-- What to work on --
Please write out the material below exactly as given.
# Start of Information given
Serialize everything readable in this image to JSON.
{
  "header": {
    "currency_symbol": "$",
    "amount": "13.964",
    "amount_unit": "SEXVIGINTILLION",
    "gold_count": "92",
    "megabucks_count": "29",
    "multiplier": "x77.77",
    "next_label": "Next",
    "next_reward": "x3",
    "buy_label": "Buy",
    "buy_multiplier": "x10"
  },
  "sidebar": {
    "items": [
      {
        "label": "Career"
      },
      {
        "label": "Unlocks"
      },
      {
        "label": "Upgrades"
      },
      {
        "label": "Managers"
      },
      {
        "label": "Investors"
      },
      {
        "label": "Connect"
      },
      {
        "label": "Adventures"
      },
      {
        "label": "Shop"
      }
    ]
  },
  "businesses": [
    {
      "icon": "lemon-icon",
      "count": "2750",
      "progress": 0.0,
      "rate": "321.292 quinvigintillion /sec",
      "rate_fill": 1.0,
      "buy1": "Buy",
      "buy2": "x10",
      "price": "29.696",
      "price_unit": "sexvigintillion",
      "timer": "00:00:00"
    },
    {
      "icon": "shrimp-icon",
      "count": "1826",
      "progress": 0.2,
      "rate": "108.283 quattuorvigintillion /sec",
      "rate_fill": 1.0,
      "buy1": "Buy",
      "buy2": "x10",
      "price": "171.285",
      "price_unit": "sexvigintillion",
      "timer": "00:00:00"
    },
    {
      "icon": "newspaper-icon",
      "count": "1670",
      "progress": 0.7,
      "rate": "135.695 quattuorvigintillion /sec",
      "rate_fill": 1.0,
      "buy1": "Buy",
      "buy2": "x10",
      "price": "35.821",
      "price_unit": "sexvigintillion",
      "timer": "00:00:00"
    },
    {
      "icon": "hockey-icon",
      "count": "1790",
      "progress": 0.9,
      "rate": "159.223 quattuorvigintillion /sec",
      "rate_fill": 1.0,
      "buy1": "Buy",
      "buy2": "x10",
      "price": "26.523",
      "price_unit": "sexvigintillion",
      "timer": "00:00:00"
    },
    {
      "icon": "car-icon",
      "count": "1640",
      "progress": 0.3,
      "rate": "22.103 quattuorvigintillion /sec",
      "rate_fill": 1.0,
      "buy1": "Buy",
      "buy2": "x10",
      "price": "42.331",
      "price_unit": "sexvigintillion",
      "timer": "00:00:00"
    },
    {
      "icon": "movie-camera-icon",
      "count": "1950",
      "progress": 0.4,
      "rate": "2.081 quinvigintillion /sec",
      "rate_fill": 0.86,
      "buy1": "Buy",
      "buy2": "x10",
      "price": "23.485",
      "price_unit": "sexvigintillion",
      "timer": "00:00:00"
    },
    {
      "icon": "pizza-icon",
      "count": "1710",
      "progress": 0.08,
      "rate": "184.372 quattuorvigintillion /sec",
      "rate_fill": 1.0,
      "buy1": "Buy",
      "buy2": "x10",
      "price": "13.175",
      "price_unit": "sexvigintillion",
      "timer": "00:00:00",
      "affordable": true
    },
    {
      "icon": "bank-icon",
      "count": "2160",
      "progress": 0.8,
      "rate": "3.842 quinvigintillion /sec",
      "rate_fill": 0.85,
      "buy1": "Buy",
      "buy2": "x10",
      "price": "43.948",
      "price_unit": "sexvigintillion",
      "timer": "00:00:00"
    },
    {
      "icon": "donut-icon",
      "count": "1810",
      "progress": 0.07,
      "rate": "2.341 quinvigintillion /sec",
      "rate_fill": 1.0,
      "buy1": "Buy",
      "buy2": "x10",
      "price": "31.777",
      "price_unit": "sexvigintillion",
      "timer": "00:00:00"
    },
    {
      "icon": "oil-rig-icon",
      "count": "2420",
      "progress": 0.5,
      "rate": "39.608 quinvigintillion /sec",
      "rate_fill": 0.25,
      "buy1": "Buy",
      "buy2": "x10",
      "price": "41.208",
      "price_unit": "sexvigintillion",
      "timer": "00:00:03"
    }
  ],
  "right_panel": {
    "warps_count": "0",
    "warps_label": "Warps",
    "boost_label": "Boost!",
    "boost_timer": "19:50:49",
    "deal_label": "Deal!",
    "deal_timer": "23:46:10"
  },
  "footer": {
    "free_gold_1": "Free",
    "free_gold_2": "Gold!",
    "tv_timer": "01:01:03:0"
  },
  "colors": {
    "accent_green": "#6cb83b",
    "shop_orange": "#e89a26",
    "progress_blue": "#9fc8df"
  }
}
# End of Information given
-- The result --
Serialize everything readable in this image to JSON.
{
  "header": {
    "currency_symbol": "$",
    "amount": "13.964",
    "amount_unit": "SEXVIGINTILLION",
    "gold_count": "92",
    "megabucks_count": "29",
    "multiplier": "x77.77",
    "next_label": "Next",
    "next_reward": "x3",
    "buy_label": "Buy",
    "buy_multiplier": "x10"
  },
  "sidebar": {
    "items": [
      {
        "label": "Career"
      },
      {
        "label": "Unlocks"
      },
      {
        "label": "Upgrades"
      },
      {
        "label": "Managers"
      },
      {
        "label": "Investors"
      },
      {
        "label": "Connect"
      },
      {
        "label": "Adventures"
      },
      {
        "label": "Shop"
      }
    ]
  },
  "businesses": [
    {
      "icon": "lemon-icon",
      "count": "2750",
      "progress": 0.0,
      "rate": "321.292 quinvigintillion /sec",
      "rate_fill": 1.0,
      "buy1": "Buy",
      "buy2": "x10",
      "price": "29.696",
      "price_unit": "sexvigintillion",
      "timer": "00:00:00"
    },
    {
      "icon": "shrimp-icon",
      "count": "1826",
      "progress": 0.2,
      "rate": "108.283 quattuorvigintillion /sec",
      "rate_fill": 1.0,
      "buy1": "Buy",
      "buy2": "x10",
      "price": "171.285",
      "price_unit": "sexvigintillion",
      "timer": "00:00:00"
    },
    {
      "icon": "newspaper-icon",
      "count": "1670",
      "progress": 0.7,
      "rate": "135.695 quattuorvigintillion /sec",
      "rate_fill": 1.0,
      "buy1": "Buy",
      "buy2": "x10",
      "price": "35.821",
      "price_unit": "sexvigintillion",
      "timer": "00:00:00"
    },
    {
      "icon": "hockey-icon",
      "count": "1790",
      "progress": 0.9,
      "rate": "159.223 quattuorvigintillion /sec",
      "rate_fill": 1.0,
      "buy1": "Buy",
      "buy2": "x10",
      "price": "26.523",
      "price_unit": "sexvigintillion",
      "timer": "00:00:00"
    },
    {
      "icon": "car-icon",
      "count": "1640",
      "progress": 0.3,
      "rate": "22.103 quattuorvigintillion /sec",
      "rate_fill": 1.0,
      "buy1": "Buy",
      "buy2": "x10",
      "price": "42.331",
      "price_unit": "sexvigintillion",
      "timer": "00:00:00"
    },
    {
      "icon": "movie-camera-icon",
      "count": "1950",
      "progress": 0.4,
      "rate": "2.081 quinvigintillion /sec",
      "rate_fill": 0.86,
      "buy1": "Buy",
      "buy2": "x10",
      "price": "23.485",
      "price_unit": "sexvigintillion",
      "timer": "00:00:00"
    },
    {
      "icon": "pizza-icon",
      "count": "1710",
      "progress": 0.08,
      "rate": "184.372 quattuorvigintillion /sec",
      "rate_fill": 1.0,
      "buy1": "Buy",
      "buy2": "x10",
      "price": "13.175",
      "price_unit": "sexvigintillion",
      "timer": "00:00:00",
      "affordable": true
    },
    {
      "icon": "bank-icon",
      "count": "2160",
      "progress": 0.8,
      "rate": "3.842 quinvigintillion /sec",
      "rate_fill": 0.85,
      "buy1": "Buy",
      "buy2": "x10",
      "price": "43.948",
      "price_unit": "sexvigintillion",
      "timer": "00:00:00"
    },
    {
      "icon": "donut-icon",
      "count": "1810",
      "progress": 0.07,
      "rate": "2.341 quinvigintillion /sec",
      "rate_fill": 1.0,
      "buy1": "Buy",
      "buy2": "x10",
      "price": "31.777",
      "price_unit": "sexvigintillion",
      "timer": "00:00:00"
    },
    {
      "icon": "oil-rig-icon",
      "count": "2420",
      "progress": 0.5,
      "rate": "39.608 quinvigintillion /sec",
      "rate_fill": 0.25,
      "buy1": "Buy",
      "buy2": "x10",
      "price": "41.208",
      "price_unit": "sexvigintillion",
      "timer": "00:00:03"
    }
  ],
  "right_panel": {
    "warps_count": "0",
    "warps_label": "Warps",
    "boost_label": "Boost!",
    "boost_timer": "19:50:49",
    "deal_label": "Deal!",
    "deal_timer": "23:46:10"
  },
  "footer": {
    "free_gold_1": "Free",
    "free_gold_2": "Gold!",
    "tv_timer": "01:01:03:0"
  },
  "colors": {
    "accent_green": "#6cb83b",
    "shop_orange": "#e89a26",
    "progress_blue": "#9fc8df"
  }
}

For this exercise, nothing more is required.